**Task details:** Copy the lines below exactly as they appear, from the very first one down through the line that contains "64, 260, 70]", including both ends.

(Element-and-box listings)
--- begin ---
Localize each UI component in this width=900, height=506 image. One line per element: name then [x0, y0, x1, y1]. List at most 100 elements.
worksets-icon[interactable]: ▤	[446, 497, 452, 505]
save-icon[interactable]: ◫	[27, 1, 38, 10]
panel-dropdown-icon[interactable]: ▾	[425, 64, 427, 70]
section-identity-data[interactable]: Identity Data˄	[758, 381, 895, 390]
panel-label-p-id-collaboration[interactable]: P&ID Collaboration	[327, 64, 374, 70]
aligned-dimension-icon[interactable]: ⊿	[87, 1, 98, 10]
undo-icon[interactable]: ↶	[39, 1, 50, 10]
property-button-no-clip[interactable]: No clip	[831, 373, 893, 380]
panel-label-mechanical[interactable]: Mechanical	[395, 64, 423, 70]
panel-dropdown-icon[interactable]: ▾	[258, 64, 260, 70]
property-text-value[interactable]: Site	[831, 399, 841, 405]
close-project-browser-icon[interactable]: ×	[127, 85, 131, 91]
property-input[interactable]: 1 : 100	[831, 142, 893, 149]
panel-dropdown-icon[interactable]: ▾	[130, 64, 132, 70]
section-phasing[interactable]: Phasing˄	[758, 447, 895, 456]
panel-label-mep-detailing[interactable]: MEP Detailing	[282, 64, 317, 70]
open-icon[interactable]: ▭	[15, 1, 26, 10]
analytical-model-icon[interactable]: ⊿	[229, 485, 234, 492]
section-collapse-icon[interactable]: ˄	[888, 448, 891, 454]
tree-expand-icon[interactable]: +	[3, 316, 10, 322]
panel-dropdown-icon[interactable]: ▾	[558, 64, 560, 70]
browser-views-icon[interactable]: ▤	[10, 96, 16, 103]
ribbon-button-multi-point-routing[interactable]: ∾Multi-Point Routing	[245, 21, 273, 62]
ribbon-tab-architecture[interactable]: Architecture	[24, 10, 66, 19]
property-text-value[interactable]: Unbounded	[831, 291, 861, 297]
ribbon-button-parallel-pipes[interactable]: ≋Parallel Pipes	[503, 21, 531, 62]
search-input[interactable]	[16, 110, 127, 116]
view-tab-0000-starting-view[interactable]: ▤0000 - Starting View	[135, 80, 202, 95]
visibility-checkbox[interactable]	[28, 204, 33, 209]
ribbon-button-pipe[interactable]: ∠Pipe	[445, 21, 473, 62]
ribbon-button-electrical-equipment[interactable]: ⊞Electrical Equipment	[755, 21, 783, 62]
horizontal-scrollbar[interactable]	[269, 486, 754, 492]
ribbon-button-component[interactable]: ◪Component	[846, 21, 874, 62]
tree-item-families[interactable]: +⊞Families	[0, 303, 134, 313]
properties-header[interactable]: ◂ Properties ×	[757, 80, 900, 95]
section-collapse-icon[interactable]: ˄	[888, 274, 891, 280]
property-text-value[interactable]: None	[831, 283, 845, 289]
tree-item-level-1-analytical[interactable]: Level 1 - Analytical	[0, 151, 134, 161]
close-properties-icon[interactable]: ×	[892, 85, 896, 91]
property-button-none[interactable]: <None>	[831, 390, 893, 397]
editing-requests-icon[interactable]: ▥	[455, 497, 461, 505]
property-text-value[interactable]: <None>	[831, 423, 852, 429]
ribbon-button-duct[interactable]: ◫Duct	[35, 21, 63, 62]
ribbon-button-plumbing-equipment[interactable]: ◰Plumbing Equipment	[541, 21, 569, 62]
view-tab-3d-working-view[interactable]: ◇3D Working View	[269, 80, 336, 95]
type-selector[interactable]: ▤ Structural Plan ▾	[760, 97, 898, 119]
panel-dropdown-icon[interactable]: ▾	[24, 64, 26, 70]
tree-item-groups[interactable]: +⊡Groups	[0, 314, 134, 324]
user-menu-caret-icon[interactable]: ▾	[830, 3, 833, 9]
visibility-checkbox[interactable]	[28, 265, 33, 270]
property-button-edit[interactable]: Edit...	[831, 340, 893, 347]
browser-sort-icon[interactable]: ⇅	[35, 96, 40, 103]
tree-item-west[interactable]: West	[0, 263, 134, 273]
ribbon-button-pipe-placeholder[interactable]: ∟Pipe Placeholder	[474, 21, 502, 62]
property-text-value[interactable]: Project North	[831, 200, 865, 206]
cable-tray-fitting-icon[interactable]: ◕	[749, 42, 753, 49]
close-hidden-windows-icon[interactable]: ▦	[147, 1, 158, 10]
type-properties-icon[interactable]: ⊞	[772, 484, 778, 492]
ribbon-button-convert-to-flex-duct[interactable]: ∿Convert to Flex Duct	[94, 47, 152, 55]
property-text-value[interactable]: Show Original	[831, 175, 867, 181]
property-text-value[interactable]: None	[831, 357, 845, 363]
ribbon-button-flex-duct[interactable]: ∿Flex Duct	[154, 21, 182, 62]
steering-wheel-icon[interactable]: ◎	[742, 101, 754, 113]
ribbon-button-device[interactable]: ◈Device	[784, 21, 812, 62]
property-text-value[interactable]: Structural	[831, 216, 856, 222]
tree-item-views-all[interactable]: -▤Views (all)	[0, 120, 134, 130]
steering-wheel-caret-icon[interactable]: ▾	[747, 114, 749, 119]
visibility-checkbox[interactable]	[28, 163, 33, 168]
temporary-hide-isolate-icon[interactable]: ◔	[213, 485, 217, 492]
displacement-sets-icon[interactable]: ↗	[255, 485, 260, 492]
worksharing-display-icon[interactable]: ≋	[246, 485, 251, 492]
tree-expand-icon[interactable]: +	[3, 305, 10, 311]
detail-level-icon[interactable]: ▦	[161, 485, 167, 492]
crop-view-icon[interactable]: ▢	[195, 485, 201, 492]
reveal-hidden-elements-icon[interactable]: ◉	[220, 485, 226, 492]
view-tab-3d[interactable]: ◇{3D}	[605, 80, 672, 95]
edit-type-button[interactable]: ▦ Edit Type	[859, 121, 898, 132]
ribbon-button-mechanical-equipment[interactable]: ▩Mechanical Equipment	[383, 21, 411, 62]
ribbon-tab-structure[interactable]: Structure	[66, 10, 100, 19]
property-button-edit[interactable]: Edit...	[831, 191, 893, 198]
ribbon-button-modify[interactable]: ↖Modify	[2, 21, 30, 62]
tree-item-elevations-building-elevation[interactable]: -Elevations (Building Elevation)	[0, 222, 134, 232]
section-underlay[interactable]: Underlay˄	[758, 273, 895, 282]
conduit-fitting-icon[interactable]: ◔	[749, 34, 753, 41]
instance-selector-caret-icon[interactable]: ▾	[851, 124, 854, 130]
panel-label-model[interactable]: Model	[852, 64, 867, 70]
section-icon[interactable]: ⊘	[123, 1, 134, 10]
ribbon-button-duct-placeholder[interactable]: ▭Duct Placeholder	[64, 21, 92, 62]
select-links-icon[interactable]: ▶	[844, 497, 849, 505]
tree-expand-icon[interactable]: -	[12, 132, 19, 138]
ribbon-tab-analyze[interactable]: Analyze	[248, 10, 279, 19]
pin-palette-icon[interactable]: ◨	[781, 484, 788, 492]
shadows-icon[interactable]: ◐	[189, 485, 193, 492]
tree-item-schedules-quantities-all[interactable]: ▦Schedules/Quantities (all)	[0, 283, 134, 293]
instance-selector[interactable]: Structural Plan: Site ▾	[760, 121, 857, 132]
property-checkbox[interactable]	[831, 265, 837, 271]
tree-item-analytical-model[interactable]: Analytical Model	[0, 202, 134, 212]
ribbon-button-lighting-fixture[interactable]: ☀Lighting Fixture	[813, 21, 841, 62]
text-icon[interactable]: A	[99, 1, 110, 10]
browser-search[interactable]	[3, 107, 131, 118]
--- end ---
**Exercise response:**
Localize each UI component in this width=900, height=506 image. One line per element: name then [x0, y0, x1, y1]. List at most 100 elements.
worksets-icon[interactable]: ▤	[446, 497, 452, 505]
save-icon[interactable]: ◫	[27, 1, 38, 10]
panel-dropdown-icon[interactable]: ▾	[425, 64, 427, 70]
section-identity-data[interactable]: Identity Data˄	[758, 381, 895, 390]
panel-label-p-id-collaboration[interactable]: P&ID Collaboration	[327, 64, 374, 70]
aligned-dimension-icon[interactable]: ⊿	[87, 1, 98, 10]
undo-icon[interactable]: ↶	[39, 1, 50, 10]
property-button-no-clip[interactable]: No clip	[831, 373, 893, 380]
panel-label-mechanical[interactable]: Mechanical	[395, 64, 423, 70]
panel-dropdown-icon[interactable]: ▾	[258, 64, 260, 70]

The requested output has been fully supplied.